## Work required:
Are you able to retype all the records below exactly?
═══ Provided data
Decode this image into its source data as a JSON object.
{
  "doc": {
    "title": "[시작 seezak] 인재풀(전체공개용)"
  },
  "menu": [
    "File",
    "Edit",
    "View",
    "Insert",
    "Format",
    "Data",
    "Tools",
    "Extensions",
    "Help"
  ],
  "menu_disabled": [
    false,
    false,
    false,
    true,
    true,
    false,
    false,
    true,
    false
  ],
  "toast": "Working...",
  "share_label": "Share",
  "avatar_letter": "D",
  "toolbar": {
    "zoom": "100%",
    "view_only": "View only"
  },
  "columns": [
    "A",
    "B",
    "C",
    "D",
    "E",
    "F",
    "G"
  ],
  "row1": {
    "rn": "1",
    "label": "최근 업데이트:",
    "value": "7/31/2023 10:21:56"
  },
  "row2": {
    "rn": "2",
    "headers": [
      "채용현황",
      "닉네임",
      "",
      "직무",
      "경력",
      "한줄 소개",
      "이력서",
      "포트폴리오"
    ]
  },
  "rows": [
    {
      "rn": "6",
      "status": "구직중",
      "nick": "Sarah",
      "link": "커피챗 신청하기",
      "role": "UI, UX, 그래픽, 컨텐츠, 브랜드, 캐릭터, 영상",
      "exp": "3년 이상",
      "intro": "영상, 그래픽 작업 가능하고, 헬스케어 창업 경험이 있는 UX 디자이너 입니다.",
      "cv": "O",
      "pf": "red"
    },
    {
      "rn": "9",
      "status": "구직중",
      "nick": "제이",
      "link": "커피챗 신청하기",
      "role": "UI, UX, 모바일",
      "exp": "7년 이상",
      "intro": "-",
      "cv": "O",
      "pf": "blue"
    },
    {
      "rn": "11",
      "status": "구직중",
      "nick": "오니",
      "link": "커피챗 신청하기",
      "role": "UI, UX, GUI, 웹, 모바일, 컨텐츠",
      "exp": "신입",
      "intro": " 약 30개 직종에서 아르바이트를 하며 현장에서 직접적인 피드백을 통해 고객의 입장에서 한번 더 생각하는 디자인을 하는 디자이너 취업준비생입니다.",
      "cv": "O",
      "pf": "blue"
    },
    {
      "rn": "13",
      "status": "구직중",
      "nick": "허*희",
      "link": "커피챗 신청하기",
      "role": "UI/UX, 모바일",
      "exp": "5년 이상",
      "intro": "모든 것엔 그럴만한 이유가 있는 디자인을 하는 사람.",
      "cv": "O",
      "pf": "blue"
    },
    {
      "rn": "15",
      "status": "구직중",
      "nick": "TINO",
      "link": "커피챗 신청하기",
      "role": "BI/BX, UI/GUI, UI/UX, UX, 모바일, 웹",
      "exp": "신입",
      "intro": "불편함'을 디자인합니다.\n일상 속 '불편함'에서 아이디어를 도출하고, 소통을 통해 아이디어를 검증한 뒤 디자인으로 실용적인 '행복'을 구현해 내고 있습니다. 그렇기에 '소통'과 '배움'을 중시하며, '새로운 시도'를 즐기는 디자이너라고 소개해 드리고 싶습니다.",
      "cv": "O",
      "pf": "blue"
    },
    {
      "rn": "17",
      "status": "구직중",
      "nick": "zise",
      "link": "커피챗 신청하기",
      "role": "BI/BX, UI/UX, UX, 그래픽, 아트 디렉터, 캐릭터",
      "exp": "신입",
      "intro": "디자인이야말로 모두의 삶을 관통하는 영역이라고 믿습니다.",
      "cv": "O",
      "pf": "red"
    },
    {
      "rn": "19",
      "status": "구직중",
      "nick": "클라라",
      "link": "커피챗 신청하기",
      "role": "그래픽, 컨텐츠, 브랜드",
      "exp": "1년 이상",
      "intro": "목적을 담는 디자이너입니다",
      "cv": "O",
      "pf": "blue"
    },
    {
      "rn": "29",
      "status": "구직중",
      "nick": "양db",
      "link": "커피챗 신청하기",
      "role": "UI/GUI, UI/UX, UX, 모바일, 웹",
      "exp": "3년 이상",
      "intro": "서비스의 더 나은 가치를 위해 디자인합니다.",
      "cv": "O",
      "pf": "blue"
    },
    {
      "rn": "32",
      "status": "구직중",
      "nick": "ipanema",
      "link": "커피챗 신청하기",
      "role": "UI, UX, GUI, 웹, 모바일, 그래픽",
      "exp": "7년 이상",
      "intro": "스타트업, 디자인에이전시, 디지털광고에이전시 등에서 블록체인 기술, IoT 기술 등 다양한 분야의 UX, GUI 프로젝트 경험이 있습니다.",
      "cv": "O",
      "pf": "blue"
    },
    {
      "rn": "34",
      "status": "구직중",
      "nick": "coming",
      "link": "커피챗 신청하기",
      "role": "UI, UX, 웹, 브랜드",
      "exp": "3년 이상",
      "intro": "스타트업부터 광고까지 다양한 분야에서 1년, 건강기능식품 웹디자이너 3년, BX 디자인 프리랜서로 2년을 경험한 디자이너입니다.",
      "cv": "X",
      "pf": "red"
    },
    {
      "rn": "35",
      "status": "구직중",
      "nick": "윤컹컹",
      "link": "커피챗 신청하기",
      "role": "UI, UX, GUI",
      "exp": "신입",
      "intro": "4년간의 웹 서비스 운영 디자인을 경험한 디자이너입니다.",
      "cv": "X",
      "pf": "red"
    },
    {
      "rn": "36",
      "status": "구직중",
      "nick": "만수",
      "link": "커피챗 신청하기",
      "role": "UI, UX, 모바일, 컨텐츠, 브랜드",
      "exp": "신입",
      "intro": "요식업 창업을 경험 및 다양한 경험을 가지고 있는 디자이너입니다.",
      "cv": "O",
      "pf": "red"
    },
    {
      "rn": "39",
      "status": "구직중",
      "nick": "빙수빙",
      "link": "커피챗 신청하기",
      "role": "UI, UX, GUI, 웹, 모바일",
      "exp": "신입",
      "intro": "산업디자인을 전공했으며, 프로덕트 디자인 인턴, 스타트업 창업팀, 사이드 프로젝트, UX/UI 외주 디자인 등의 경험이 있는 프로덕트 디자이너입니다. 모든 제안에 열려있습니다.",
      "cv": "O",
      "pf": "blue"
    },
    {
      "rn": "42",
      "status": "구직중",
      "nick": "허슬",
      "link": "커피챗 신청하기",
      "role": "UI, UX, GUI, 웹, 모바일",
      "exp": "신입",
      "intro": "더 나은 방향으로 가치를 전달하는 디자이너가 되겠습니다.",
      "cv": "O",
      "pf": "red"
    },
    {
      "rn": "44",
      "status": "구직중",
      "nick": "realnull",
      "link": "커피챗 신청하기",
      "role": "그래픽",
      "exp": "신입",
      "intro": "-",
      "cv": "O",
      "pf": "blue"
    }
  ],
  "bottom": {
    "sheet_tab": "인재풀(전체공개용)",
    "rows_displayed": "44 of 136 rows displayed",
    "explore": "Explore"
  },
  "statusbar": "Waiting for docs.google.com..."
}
══════
## Written answer:
Decode this image into its source data as a JSON object.
{
  "doc": {
    "title": "[시작 seezak] 인재풀(전체공개용)"
  },
  "menu": [
    "File",
    "Edit",
    "View",
    "Insert",
    "Format",
    "Data",
    "Tools",
    "Extensions",
    "Help"
  ],
  "menu_disabled": [
    false,
    false,
    false,
    true,
    true,
    false,
    false,
    true,
    false
  ],
  "toast": "Working...",
  "share_label": "Share",
  "avatar_letter": "D",
  "toolbar": {
    "zoom": "100%",
    "view_only": "View only"
  },
  "columns": [
    "A",
    "B",
    "C",
    "D",
    "E",
    "F",
    "G"
  ],
  "row1": {
    "rn": "1",
    "label": "최근 업데이트:",
    "value": "7/31/2023 10:21:56"
  },
  "row2": {
    "rn": "2",
    "headers": [
      "채용현황",
      "닉네임",
      "",
      "직무",
      "경력",
      "한줄 소개",
      "이력서",
      "포트폴리오"
    ]
  },
  "rows": [
    {
      "rn": "6",
      "status": "구직중",
      "nick": "Sarah",
      "link": "커피챗 신청하기",
      "role": "UI, UX, 그래픽, 컨텐츠, 브랜드, 캐릭터, 영상",
      "exp": "3년 이상",
      "intro": "영상, 그래픽 작업 가능하고, 헬스케어 창업 경험이 있는 UX 디자이너 입니다.",
      "cv": "O",
      "pf": "red"
    },
    {
      "rn": "9",
      "status": "구직중",
      "nick": "제이",
      "link": "커피챗 신청하기",
      "role": "UI, UX, 모바일",
      "exp": "7년 이상",
      "intro": "-",
      "cv": "O",
      "pf": "blue"
    },
    {
      "rn": "11",
      "status": "구직중",
      "nick": "오니",
      "link": "커피챗 신청하기",
      "role": "UI, UX, GUI, 웹, 모바일, 컨텐츠",
      "exp": "신입",
      "intro": " 약 30개 직종에서 아르바이트를 하며 현장에서 직접적인 피드백을 통해 고객의 입장에서 한번 더 생각하는 디자인을 하는 디자이너 취업준비생입니다.",
      "cv": "O",
      "pf": "blue"
    },
    {
      "rn": "13",
      "status": "구직중",
      "nick": "허*희",
      "link": "커피챗 신청하기",
      "role": "UI/UX, 모바일",
      "exp": "5년 이상",
      "intro": "모든 것엔 그럴만한 이유가 있는 디자인을 하는 사람.",
      "cv": "O",
      "pf": "blue"
    },
    {
      "rn": "15",
      "status": "구직중",
      "nick": "TINO",
      "link": "커피챗 신청하기",
      "role": "BI/BX, UI/GUI, UI/UX, UX, 모바일, 웹",
      "exp": "신입",
      "intro": "불편함'을 디자인합니다.\n일상 속 '불편함'에서 아이디어를 도출하고, 소통을 통해 아이디어를 검증한 뒤 디자인으로 실용적인 '행복'을 구현해 내고 있습니다. 그렇기에 '소통'과 '배움'을 중시하며, '새로운 시도'를 즐기는 디자이너라고 소개해 드리고 싶습니다.",
      "cv": "O",
      "pf": "blue"
    },
    {
      "rn": "17",
      "status": "구직중",
      "nick": "zise",
      "link": "커피챗 신청하기",
      "role": "BI/BX, UI/UX, UX, 그래픽, 아트 디렉터, 캐릭터",
      "exp": "신입",
      "intro": "디자인이야말로 모두의 삶을 관통하는 영역이라고 믿습니다.",
      "cv": "O",
      "pf": "red"
    },
    {
      "rn": "19",
      "status": "구직중",
      "nick": "클라라",
      "link": "커피챗 신청하기",
      "role": "그래픽, 컨텐츠, 브랜드",
      "exp": "1년 이상",
      "intro": "목적을 담는 디자이너입니다",
      "cv": "O",
      "pf": "blue"
    },
    {
      "rn": "29",
      "status": "구직중",
      "nick": "양db",
      "link": "커피챗 신청하기",
      "role": "UI/GUI, UI/UX, UX, 모바일, 웹",
      "exp": "3년 이상",
      "intro": "서비스의 더 나은 가치를 위해 디자인합니다.",
      "cv": "O",
      "pf": "blue"
    },
    {
      "rn": "32",
      "status": "구직중",
      "nick": "ipanema",
      "link": "커피챗 신청하기",
      "role": "UI, UX, GUI, 웹, 모바일, 그래픽",
      "exp": "7년 이상",
      "intro": "스타트업, 디자인에이전시, 디지털광고에이전시 등에서 블록체인 기술, IoT 기술 등 다양한 분야의 UX, GUI 프로젝트 경험이 있습니다.",
      "cv": "O",
      "pf": "blue"
    },
    {
      "rn": "34",
      "status": "구직중",
      "nick": "coming",
      "link": "커피챗 신청하기",
      "role": "UI, UX, 웹, 브랜드",
      "exp": "3년 이상",
      "intro": "스타트업부터 광고까지 다양한 분야에서 1년, 건강기능식품 웹디자이너 3년, BX 디자인 프리랜서로 2년을 경험한 디자이너입니다.",
      "cv": "X",
      "pf": "red"
    },
    {
      "rn": "35",
      "status": "구직중",
      "nick": "윤컹컹",
      "link": "커피챗 신청하기",
      "role": "UI, UX, GUI",
      "exp": "신입",
      "intro": "4년간의 웹 서비스 운영 디자인을 경험한 디자이너입니다.",
      "cv": "X",
      "pf": "red"
    },
    {
      "rn": "36",
      "status": "구직중",
      "nick": "만수",
      "link": "커피챗 신청하기",
      "role": "UI, UX, 모바일, 컨텐츠, 브랜드",
      "exp": "신입",
      "intro": "요식업 창업을 경험 및 다양한 경험을 가지고 있는 디자이너입니다.",
      "cv": "O",
      "pf": "red"
    },
    {
      "rn": "39",
      "status": "구직중",
      "nick": "빙수빙",
      "link": "커피챗 신청하기",
      "role": "UI, UX, GUI, 웹, 모바일",
      "exp": "신입",
      "intro": "산업디자인을 전공했으며, 프로덕트 디자인 인턴, 스타트업 창업팀, 사이드 프로젝트, UX/UI 외주 디자인 등의 경험이 있는 프로덕트 디자이너입니다. 모든 제안에 열려있습니다.",
      "cv": "O",
      "pf": "blue"
    },
    {
      "rn": "42",
      "status": "구직중",
      "nick": "허슬",
      "link": "커피챗 신청하기",
      "role": "UI, UX, GUI, 웹, 모바일",
      "exp": "신입",
      "intro": "더 나은 방향으로 가치를 전달하는 디자이너가 되겠습니다.",
      "cv": "O",
      "pf": "red"
    },
    {
      "rn": "44",
      "status": "구직중",
      "nick": "realnull",
      "link": "커피챗 신청하기",
      "role": "그래픽",
      "exp": "신입",
      "intro": "-",
      "cv": "O",
      "pf": "blue"
    }
  ],
  "bottom": {
    "sheet_tab": "인재풀(전체공개용)",
    "rows_displayed": "44 of 136 rows displayed",
    "explore": "Explore"
  },
  "statusbar": "Waiting for docs.google.com..."
}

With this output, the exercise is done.